Stated exercise
Make an exact copy of the records, dropping all pictures.

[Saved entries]
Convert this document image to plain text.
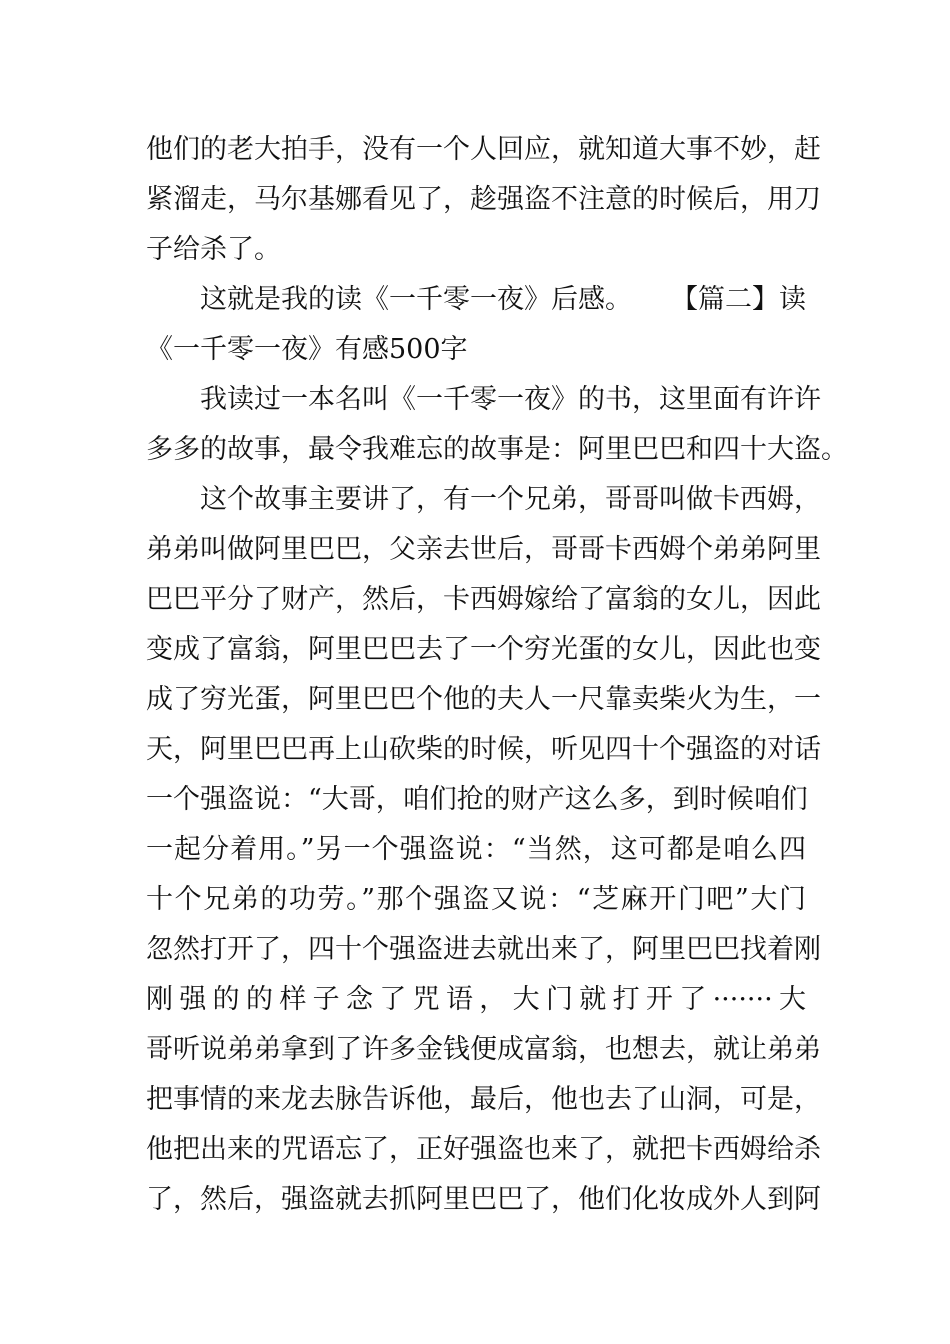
他们的老大拍手，没有一个人回应，就知道大事不妙，赶
紧溜走，马尔基娜看见了，趁强盗不注意的时候后，用刀
子给杀了。
这就是我的读《一千零一夜》后感。 【篇二】读
《一千零一夜》有感500字
我读过一本名叫《一千零一夜》的书，这里面有许许
多多的故事，最令我难忘的故事是：阿里巴巴和四十大盗。
这个故事主要讲了，有一个兄弟，哥哥叫做卡西姆，
弟弟叫做阿里巴巴，父亲去世后，哥哥卡西姆个弟弟阿里
巴巴平分了财产，然后，卡西姆嫁给了富翁的女儿，因此
变成了富翁，阿里巴巴去了一个穷光蛋的女儿，因此也变
成了穷光蛋，阿里巴巴个他的夫人一尺靠卖柴火为生，一
天，阿里巴巴再上山砍柴的时候，听见四十个强盗的对话
一个强盗说：“大哥，咱们抢的财产这么多，到时候咱们
一起分着用。”另一个强盗说：“当然，这可都是咱么四
十个兄弟的功劳。”那个强盗又说：“芝麻开门吧”大门
忽然打开了，四十个强盗进去就出来了，阿里巴巴找着刚
刚强的的样子念了咒语，大门就打开了·······大
哥听说弟弟拿到了许多金钱便成富翁，也想去，就让弟弟
把事情的来龙去脉告诉他，最后，他也去了山洞，可是，
他把出来的咒语忘了，正好强盗也来了，就把卡西姆给杀
了，然后，强盗就去抓阿里巴巴了，他们化妆成外人到阿
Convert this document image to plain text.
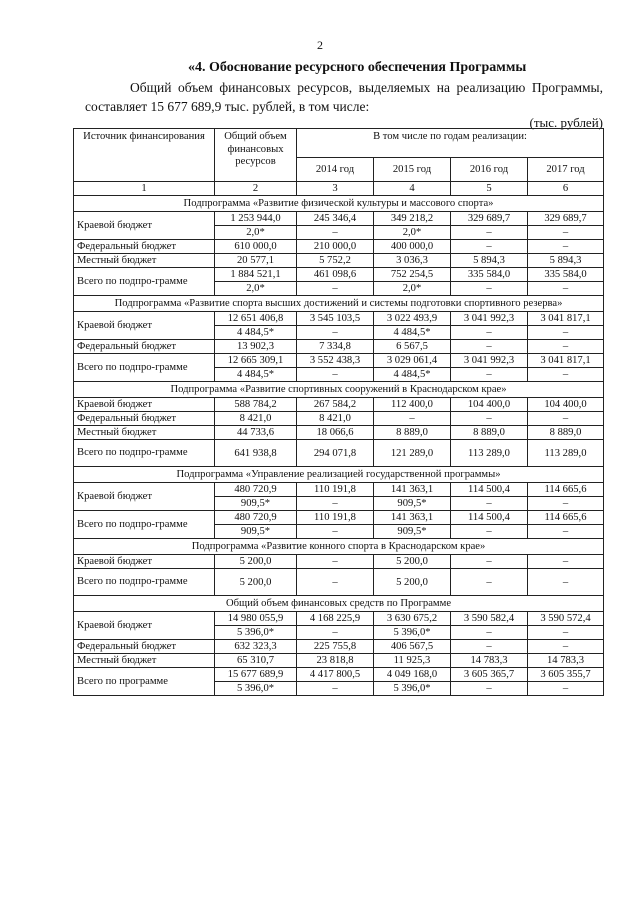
2
«4. Обоснование ресурсного обеспечения Программы
Общий объем финансовых ресурсов, выделяемых на реализацию Программы, составляет 15 677 689,9 тыс. рублей, в том числе:
(тыс. рублей)
Источник финансирования	Общий объем финансовых ресурсов	В том числе по годам реализации:			
		2014 год	2015 год	2016 год	2017 год
1	2	3	4	5	6
Подпрограмма «Развитие физической культуры и массового спорта»					
Краевой бюджет	1 253 944,0	245 346,4	349 218,2	329 689,7	329 689,7
	2,0*	–	2,0*	–	–
Федеральный бюджет	610 000,0	210 000,0	400 000,0	–	–
Местный бюджет	20 577,1	5 752,2	3 036,3	5 894,3	5 894,3
Всего по подпро-грамме	1 884 521,1	461 098,6	752 254,5	335 584,0	335 584,0
	2,0*	–	2,0*	–	–
Подпрограмма «Развитие спорта высших достижений и системы подготовки спортивного резерва»					
Краевой бюджет	12 651 406,8	3 545 103,5	3 022 493,9	3 041 992,3	3 041 817,1
	4 484,5*	–	4 484,5*	–	–
Федеральный бюджет	13 902,3	7 334,8	6 567,5	–	–
Всего по подпро-грамме	12 665 309,1	3 552 438,3	3 029 061,4	3 041 992,3	3 041 817,1
	4 484,5*	–	4 484,5*	–	–
Подпрограмма «Развитие спортивных сооружений в Краснодарском крае»					
Краевой бюджет	588 784,2	267 584,2	112 400,0	104 400,0	104 400,0
Федеральный бюджет	8 421,0	8 421,0	–	–	–
Местный бюджет	44 733,6	18 066,6	8 889,0	8 889,0	8 889,0
Всего по подпро-грамме	641 938,8	294 071,8	121 289,0	113 289,0	113 289,0
Подпрограмма «Управление реализацией государственной программы»					
Краевой бюджет	480 720,9	110 191,8	141 363,1	114 500,4	114 665,6
	909,5*	–	909,5*	–	–
Всего по подпро-грамме	480 720,9	110 191,8	141 363,1	114 500,4	114 665,6
	909,5*	–	909,5*	–	–
Подпрограмма «Развитие конного спорта в Краснодарском крае»					
Краевой бюджет	5 200,0	–	5 200,0	–	–
Всего по подпро-грамме	5 200,0	–	5 200,0	–	–
Общий объем финансовых средств по Программе					
Краевой бюджет	14 980 055,9	4 168 225,9	3 630 675,2	3 590 582,4	3 590 572,4
	5 396,0*	–	5 396,0*	–	–
Федеральный бюджет	632 323,3	225 755,8	406 567,5	–	–
Местный бюджет	65 310,7	23 818,8	11 925,3	14 783,3	14 783,3
Всего по программе	15 677 689,9	4 417 800,5	4 049 168,0	3 605 365,7	3 605 355,7
	5 396,0*	–	5 396,0*	–	–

Output
Convert this document image to plain text.
他们的老大拍手，没有一个人回应，就知道大事不妙，赶
紧溜走，马尔基娜看见了，趁强盗不注意的时候后，用刀
子给杀了。
这就是我的读《一千零一夜》后感。 【篇二】读
《一千零一夜》有感500字
我读过一本名叫《一千零一夜》的书，这里面有许许
多多的故事，最令我难忘的故事是：阿里巴巴和四十大盗。
这个故事主要讲了，有一个兄弟，哥哥叫做卡西姆，
弟弟叫做阿里巴巴，父亲去世后，哥哥卡西姆个弟弟阿里
巴巴平分了财产，然后，卡西姆嫁给了富翁的女儿，因此
变成了富翁，阿里巴巴去了一个穷光蛋的女儿，因此也变
成了穷光蛋，阿里巴巴个他的夫人一尺靠卖柴火为生，一
天，阿里巴巴再上山砍柴的时候，听见四十个强盗的对话
一个强盗说：“大哥，咱们抢的财产这么多，到时候咱们
一起分着用。”另一个强盗说：“当然，这可都是咱么四
十个兄弟的功劳。”那个强盗又说：“芝麻开门吧”大门
忽然打开了，四十个强盗进去就出来了，阿里巴巴找着刚
刚强的的样子念了咒语，大门就打开了·······大
哥听说弟弟拿到了许多金钱便成富翁，也想去，就让弟弟
把事情的来龙去脉告诉他，最后，他也去了山洞，可是，
他把出来的咒语忘了，正好强盗也来了，就把卡西姆给杀
了，然后，强盗就去抓阿里巴巴了，他们化妆成外人到阿
Convert this document image to plain text.
2
«4. Обоснование ресурсного обеспечения Программы
Общий объем финансовых ресурсов, выделяемых на реализацию Программы, составляет 15 677 689,9 тыс. рублей, в том числе:
(тыс. рублей)
Источник финансирования	Общий объем финансовых ресурсов	В том числе по годам реализации:			
		2014 год	2015 год	2016 год	2017 год
1	2	3	4	5	6
Подпрограмма «Развитие физической культуры и массового спорта»					
Краевой бюджет	1 253 944,0	245 346,4	349 218,2	329 689,7	329 689,7
	2,0*	–	2,0*	–	–
Федеральный бюджет	610 000,0	210 000,0	400 000,0	–	–
Местный бюджет	20 577,1	5 752,2	3 036,3	5 894,3	5 894,3
Всего по подпро-грамме	1 884 521,1	461 098,6	752 254,5	335 584,0	335 584,0
	2,0*	–	2,0*	–	–
Подпрограмма «Развитие спорта высших достижений и системы подготовки спортивного резерва»					
Краевой бюджет	12 651 406,8	3 545 103,5	3 022 493,9	3 041 992,3	3 041 817,1
	4 484,5*	–	4 484,5*	–	–
Федеральный бюджет	13 902,3	7 334,8	6 567,5	–	–
Всего по подпро-грамме	12 665 309,1	3 552 438,3	3 029 061,4	3 041 992,3	3 041 817,1
	4 484,5*	–	4 484,5*	–	–
Подпрограмма «Развитие спортивных сооружений в Краснодарском крае»					
Краевой бюджет	588 784,2	267 584,2	112 400,0	104 400,0	104 400,0
Федеральный бюджет	8 421,0	8 421,0	–	–	–
Местный бюджет	44 733,6	18 066,6	8 889,0	8 889,0	8 889,0
Всего по подпро-грамме	641 938,8	294 071,8	121 289,0	113 289,0	113 289,0
Подпрограмма «Управление реализацией государственной программы»					
Краевой бюджет	480 720,9	110 191,8	141 363,1	114 500,4	114 665,6
	909,5*	–	909,5*	–	–
Всего по подпро-грамме	480 720,9	110 191,8	141 363,1	114 500,4	114 665,6
	909,5*	–	909,5*	–	–
Подпрограмма «Развитие конного спорта в Краснодарском крае»					
Краевой бюджет	5 200,0	–	5 200,0	–	–
Всего по подпро-грамме	5 200,0	–	5 200,0	–	–
Общий объем финансовых средств по Программе					
Краевой бюджет	14 980 055,9	4 168 225,9	3 630 675,2	3 590 582,4	3 590 572,4
	5 396,0*	–	5 396,0*	–	–
Федеральный бюджет	632 323,3	225 755,8	406 567,5	–	–
Местный бюджет	65 310,7	23 818,8	11 925,3	14 783,3	14 783,3
Всего по программе	15 677 689,9	4 417 800,5	4 049 168,0	3 605 365,7	3 605 355,7
	5 396,0*	–	5 396,0*	–	–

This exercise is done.